### TO DO
Transcribe the records below exactly.
☆ ☆ ☆ ☆ ☆ ☆ ☆
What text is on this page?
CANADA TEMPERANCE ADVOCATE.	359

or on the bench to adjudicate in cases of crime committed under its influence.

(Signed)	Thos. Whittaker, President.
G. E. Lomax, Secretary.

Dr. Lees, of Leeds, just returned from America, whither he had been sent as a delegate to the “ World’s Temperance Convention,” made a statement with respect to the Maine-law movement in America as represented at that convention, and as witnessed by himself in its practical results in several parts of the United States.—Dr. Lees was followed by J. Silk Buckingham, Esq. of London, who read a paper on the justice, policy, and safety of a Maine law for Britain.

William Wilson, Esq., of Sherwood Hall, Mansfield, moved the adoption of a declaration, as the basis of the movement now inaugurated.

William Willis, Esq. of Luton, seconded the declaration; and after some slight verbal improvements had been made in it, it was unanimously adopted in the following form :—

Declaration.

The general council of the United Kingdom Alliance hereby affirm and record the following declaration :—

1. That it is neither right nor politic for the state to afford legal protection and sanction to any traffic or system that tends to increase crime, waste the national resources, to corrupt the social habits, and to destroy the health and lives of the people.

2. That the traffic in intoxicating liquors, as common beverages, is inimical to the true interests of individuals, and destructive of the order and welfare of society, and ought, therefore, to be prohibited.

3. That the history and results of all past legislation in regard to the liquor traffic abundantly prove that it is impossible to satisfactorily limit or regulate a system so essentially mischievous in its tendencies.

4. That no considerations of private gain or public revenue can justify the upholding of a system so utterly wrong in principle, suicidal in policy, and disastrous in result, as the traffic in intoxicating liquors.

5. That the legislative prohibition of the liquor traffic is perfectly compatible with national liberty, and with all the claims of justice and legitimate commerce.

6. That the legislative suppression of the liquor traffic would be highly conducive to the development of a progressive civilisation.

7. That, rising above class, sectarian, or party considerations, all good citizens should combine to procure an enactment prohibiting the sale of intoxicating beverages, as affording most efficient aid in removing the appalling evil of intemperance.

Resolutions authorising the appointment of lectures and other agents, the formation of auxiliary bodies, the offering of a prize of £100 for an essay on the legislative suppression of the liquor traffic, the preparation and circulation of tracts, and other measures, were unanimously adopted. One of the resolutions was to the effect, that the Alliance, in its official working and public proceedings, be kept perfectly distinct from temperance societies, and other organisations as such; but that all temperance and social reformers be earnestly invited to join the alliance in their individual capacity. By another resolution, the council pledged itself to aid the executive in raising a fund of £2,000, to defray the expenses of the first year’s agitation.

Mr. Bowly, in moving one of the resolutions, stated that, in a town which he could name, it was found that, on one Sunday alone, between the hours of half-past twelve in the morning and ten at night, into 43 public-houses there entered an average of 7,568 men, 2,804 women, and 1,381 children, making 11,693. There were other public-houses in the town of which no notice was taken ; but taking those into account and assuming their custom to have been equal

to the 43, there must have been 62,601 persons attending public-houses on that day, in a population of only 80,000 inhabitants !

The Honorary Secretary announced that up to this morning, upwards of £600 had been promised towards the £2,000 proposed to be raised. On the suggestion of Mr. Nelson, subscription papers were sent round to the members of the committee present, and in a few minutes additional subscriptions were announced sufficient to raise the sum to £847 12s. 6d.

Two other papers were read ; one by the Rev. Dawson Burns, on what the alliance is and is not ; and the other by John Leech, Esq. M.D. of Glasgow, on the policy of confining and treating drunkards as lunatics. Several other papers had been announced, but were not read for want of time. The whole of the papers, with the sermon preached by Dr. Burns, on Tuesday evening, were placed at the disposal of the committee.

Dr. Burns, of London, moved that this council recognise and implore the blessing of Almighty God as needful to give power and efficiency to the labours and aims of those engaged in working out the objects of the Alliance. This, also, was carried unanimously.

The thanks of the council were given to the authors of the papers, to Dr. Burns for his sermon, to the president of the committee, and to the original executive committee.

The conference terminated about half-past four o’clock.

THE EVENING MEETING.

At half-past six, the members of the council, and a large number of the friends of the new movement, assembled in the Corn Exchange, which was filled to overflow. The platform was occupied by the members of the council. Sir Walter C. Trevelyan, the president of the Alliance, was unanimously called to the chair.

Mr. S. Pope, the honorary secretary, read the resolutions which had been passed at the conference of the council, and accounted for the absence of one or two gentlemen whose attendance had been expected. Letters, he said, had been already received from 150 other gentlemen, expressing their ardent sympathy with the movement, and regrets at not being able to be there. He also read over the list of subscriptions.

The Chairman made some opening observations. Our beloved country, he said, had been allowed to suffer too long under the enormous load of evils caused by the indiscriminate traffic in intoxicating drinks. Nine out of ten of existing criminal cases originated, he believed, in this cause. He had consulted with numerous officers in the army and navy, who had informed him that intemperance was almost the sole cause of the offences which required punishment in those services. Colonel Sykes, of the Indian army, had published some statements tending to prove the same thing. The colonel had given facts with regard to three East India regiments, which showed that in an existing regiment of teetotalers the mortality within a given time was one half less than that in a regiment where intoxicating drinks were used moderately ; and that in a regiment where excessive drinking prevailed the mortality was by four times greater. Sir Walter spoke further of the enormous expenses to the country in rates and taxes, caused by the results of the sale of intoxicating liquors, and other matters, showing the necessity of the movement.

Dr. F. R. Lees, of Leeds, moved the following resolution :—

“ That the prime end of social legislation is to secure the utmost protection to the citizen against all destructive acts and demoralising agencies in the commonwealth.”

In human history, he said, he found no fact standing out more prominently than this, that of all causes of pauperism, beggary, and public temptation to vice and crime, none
☆ ☆ ☆ ☆ ☆ ☆ ☆
### RESPONSE BELOW
What text is on this page?
CANADA TEMPERANCE ADVOCATE.	359

or on the bench to adjudicate in cases of crime committed under its influence.

(Signed)	Thos. Whittaker, President.
G. E. Lomax, Secretary.

Dr. Lees, of Leeds, just returned from America, whither he had been sent as a delegate to the “ World’s Temperance Convention,” made a statement with respect to the Maine-law movement in America as represented at that convention, and as witnessed by himself in its practical results in several parts of the United States.—Dr. Lees was followed by J. Silk Buckingham, Esq. of London, who read a paper on the justice, policy, and safety of a Maine law for Britain.

William Wilson, Esq., of Sherwood Hall, Mansfield, moved the adoption of a declaration, as the basis of the movement now inaugurated.

William Willis, Esq. of Luton, seconded the declaration; and after some slight verbal improvements had been made in it, it was unanimously adopted in the following form :—

Declaration.

The general council of the United Kingdom Alliance hereby affirm and record the following declaration :—

1. That it is neither right nor politic for the state to afford legal protection and sanction to any traffic or system that tends to increase crime, waste the national resources, to corrupt the social habits, and to destroy the health and lives of the people.

2. That the traffic in intoxicating liquors, as common beverages, is inimical to the true interests of individuals, and destructive of the order and welfare of society, and ought, therefore, to be prohibited.

3. That the history and results of all past legislation in regard to the liquor traffic abundantly prove that it is impossible to satisfactorily limit or regulate a system so essentially mischievous in its tendencies.

4. That no considerations of private gain or public revenue can justify the upholding of a system so utterly wrong in principle, suicidal in policy, and disastrous in result, as the traffic in intoxicating liquors.

5. That the legislative prohibition of the liquor traffic is perfectly compatible with national liberty, and with all the claims of justice and legitimate commerce.

6. That the legislative suppression of the liquor traffic would be highly conducive to the development of a progressive civilisation.

7. That, rising above class, sectarian, or party considerations, all good citizens should combine to procure an enactment prohibiting the sale of intoxicating beverages, as affording most efficient aid in removing the appalling evil of intemperance.

Resolutions authorising the appointment of lectures and other agents, the formation of auxiliary bodies, the offering of a prize of £100 for an essay on the legislative suppression of the liquor traffic, the preparation and circulation of tracts, and other measures, were unanimously adopted. One of the resolutions was to the effect, that the Alliance, in its official working and public proceedings, be kept perfectly distinct from temperance societies, and other organisations as such; but that all temperance and social reformers be earnestly invited to join the alliance in their individual capacity. By another resolution, the council pledged itself to aid the executive in raising a fund of £2,000, to defray the expenses of the first year’s agitation.

Mr. Bowly, in moving one of the resolutions, stated that, in a town which he could name, it was found that, on one Sunday alone, between the hours of half-past twelve in the morning and ten at night, into 43 public-houses there entered an average of 7,568 men, 2,804 women, and 1,381 children, making 11,693. There were other public-houses in the town of which no notice was taken ; but taking those into account and assuming their custom to have been equal

to the 43, there must have been 62,601 persons attending public-houses on that day, in a population of only 80,000 inhabitants !

The Honorary Secretary announced that up to this morning, upwards of £600 had been promised towards the £2,000 proposed to be raised. On the suggestion of Mr. Nelson, subscription papers were sent round to the members of the committee present, and in a few minutes additional subscriptions were announced sufficient to raise the sum to £847 12s. 6d.

Two other papers were read ; one by the Rev. Dawson Burns, on what the alliance is and is not ; and the other by John Leech, Esq. M.D. of Glasgow, on the policy of confining and treating drunkards as lunatics. Several other papers had been announced, but were not read for want of time. The whole of the papers, with the sermon preached by Dr. Burns, on Tuesday evening, were placed at the disposal of the committee.

Dr. Burns, of London, moved that this council recognise and implore the blessing of Almighty God as needful to give power and efficiency to the labours and aims of those engaged in working out the objects of the Alliance. This, also, was carried unanimously.

The thanks of the council were given to the authors of the papers, to Dr. Burns for his sermon, to the president of the committee, and to the original executive committee.

The conference terminated about half-past four o’clock.

THE EVENING MEETING.

At half-past six, the members of the council, and a large number of the friends of the new movement, assembled in the Corn Exchange, which was filled to overflow. The platform was occupied by the members of the council. Sir Walter C. Trevelyan, the president of the Alliance, was unanimously called to the chair.

Mr. S. Pope, the honorary secretary, read the resolutions which had been passed at the conference of the council, and accounted for the absence of one or two gentlemen whose attendance had been expected. Letters, he said, had been already received from 150 other gentlemen, expressing their ardent sympathy with the movement, and regrets at not being able to be there. He also read over the list of subscriptions.

The Chairman made some opening observations. Our beloved country, he said, had been allowed to suffer too long under the enormous load of evils caused by the indiscriminate traffic in intoxicating drinks. Nine out of ten of existing criminal cases originated, he believed, in this cause. He had consulted with numerous officers in the army and navy, who had informed him that intemperance was almost the sole cause of the offences which required punishment in those services. Colonel Sykes, of the Indian army, had published some statements tending to prove the same thing. The colonel had given facts with regard to three East India regiments, which showed that in an existing regiment of teetotalers the mortality within a given time was one half less than that in a regiment where intoxicating drinks were used moderately ; and that in a regiment where excessive drinking prevailed the mortality was by four times greater. Sir Walter spoke further of the enormous expenses to the country in rates and taxes, caused by the results of the sale of intoxicating liquors, and other matters, showing the necessity of the movement.

Dr. F. R. Lees, of Leeds, moved the following resolution :—

“ That the prime end of social legislation is to secure the utmost protection to the citizen against all destructive acts and demoralising agencies in the commonwealth.”

In human history, he said, he found no fact standing out more prominently than this, that of all causes of pauperism, beggary, and public temptation to vice and crime, none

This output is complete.